# DO THIS:
Collect each line holding the string "PICK".

# SOURCE DATA:
#####

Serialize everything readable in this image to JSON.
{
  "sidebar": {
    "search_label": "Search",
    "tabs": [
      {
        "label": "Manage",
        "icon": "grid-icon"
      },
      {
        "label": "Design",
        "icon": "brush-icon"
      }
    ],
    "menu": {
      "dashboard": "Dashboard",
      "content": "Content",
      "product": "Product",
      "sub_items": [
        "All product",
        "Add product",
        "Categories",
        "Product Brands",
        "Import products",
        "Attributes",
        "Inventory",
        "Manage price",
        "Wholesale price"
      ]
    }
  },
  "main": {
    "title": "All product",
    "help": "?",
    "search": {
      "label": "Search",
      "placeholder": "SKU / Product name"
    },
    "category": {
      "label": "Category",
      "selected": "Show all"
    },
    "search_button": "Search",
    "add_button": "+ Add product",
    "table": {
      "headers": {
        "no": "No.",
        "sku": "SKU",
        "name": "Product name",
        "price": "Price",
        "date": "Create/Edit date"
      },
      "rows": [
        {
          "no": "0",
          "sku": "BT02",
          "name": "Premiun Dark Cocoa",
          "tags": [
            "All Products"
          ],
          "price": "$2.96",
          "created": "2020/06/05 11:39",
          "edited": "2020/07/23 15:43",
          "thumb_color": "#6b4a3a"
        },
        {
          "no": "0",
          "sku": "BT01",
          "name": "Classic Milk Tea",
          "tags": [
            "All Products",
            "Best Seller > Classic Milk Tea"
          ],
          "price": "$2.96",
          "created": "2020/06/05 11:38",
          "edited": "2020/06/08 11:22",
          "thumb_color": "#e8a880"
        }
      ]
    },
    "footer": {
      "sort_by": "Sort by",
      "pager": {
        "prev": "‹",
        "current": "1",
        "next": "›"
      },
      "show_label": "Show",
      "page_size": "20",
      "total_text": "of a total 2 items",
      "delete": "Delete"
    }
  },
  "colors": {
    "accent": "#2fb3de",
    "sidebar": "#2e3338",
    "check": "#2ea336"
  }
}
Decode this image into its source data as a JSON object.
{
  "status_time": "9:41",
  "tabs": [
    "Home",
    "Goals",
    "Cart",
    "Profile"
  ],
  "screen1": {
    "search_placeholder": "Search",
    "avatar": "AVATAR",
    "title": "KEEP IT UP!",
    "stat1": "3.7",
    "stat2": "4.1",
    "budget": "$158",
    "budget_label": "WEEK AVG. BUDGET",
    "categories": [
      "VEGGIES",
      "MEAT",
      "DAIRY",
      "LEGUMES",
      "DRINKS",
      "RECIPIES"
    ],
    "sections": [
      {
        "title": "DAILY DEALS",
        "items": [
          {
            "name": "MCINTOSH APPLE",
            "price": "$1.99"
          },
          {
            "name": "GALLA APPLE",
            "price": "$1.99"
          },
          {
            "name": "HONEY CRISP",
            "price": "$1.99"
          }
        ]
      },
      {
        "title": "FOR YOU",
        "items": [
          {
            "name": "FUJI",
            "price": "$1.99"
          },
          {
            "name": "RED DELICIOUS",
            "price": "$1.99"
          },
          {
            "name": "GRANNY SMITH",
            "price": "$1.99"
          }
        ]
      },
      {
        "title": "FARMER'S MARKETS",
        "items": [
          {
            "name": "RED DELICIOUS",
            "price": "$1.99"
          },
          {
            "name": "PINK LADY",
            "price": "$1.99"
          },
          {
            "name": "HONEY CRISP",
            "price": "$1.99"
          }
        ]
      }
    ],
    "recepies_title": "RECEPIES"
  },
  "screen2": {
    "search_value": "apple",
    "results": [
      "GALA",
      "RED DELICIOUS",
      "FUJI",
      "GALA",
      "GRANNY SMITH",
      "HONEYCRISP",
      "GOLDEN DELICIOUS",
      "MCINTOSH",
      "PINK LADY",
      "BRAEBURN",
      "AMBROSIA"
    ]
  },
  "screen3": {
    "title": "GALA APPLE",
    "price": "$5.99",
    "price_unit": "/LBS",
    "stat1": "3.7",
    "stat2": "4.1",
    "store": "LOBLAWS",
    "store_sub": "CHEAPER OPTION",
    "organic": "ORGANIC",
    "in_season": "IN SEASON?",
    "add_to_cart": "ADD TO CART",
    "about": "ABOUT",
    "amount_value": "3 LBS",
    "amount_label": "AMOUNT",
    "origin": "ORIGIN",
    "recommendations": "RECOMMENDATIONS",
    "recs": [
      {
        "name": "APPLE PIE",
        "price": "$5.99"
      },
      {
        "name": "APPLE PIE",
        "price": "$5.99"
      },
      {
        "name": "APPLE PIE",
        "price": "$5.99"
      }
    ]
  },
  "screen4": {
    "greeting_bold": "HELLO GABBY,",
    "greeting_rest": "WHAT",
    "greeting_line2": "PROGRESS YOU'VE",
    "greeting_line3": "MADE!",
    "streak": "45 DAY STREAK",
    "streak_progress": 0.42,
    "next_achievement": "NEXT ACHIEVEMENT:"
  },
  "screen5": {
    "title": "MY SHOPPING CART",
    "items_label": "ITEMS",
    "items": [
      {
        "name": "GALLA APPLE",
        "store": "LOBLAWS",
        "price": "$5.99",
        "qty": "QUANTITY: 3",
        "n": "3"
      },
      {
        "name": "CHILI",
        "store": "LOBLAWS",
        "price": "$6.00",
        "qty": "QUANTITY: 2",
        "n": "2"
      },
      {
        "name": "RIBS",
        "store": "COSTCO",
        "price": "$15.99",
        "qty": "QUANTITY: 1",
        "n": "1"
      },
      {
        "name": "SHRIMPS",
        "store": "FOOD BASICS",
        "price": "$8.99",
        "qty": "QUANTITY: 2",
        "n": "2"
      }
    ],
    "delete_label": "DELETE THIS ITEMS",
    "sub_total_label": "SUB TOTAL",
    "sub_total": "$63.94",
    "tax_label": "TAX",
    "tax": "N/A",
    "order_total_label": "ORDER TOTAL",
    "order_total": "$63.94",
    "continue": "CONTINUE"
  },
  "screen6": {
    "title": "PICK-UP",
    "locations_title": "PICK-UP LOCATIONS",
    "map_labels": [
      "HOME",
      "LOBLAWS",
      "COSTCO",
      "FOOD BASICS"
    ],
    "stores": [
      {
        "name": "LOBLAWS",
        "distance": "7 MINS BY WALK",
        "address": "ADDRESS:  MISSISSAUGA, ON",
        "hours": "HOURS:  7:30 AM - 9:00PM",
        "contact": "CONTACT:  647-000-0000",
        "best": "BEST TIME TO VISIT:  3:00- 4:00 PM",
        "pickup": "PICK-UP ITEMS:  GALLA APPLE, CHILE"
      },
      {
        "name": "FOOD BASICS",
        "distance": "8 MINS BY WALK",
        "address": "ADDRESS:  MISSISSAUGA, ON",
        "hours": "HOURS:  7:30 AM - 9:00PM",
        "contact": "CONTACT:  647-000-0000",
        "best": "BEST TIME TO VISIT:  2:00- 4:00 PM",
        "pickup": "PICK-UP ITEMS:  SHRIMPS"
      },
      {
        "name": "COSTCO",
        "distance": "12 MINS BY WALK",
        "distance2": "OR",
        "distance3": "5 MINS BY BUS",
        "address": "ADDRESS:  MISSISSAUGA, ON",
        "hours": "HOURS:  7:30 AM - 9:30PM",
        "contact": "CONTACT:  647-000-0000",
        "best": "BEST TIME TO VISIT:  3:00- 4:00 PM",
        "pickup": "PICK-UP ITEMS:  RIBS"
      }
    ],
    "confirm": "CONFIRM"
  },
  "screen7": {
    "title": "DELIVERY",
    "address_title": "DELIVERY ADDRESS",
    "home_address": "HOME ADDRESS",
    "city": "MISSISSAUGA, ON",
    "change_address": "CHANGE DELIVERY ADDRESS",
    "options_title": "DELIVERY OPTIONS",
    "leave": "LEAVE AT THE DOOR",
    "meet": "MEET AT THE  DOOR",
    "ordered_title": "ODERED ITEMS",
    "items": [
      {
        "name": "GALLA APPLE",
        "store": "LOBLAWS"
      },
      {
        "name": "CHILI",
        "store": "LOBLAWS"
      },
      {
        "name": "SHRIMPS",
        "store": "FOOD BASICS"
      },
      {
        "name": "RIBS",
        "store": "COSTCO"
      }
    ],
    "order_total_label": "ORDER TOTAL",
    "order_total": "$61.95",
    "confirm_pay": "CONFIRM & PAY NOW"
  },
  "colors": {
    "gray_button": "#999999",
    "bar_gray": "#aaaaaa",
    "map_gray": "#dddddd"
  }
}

#####

# COMPLETE ANSWER:
    "title": "PICK-UP",
    "locations_title": "PICK-UP LOCATIONS",
        "pickup": "PICK-UP ITEMS:  GALLA APPLE, CHILE"
        "pickup": "PICK-UP ITEMS:  SHRIMPS"
        "pickup": "PICK-UP ITEMS:  RIBS"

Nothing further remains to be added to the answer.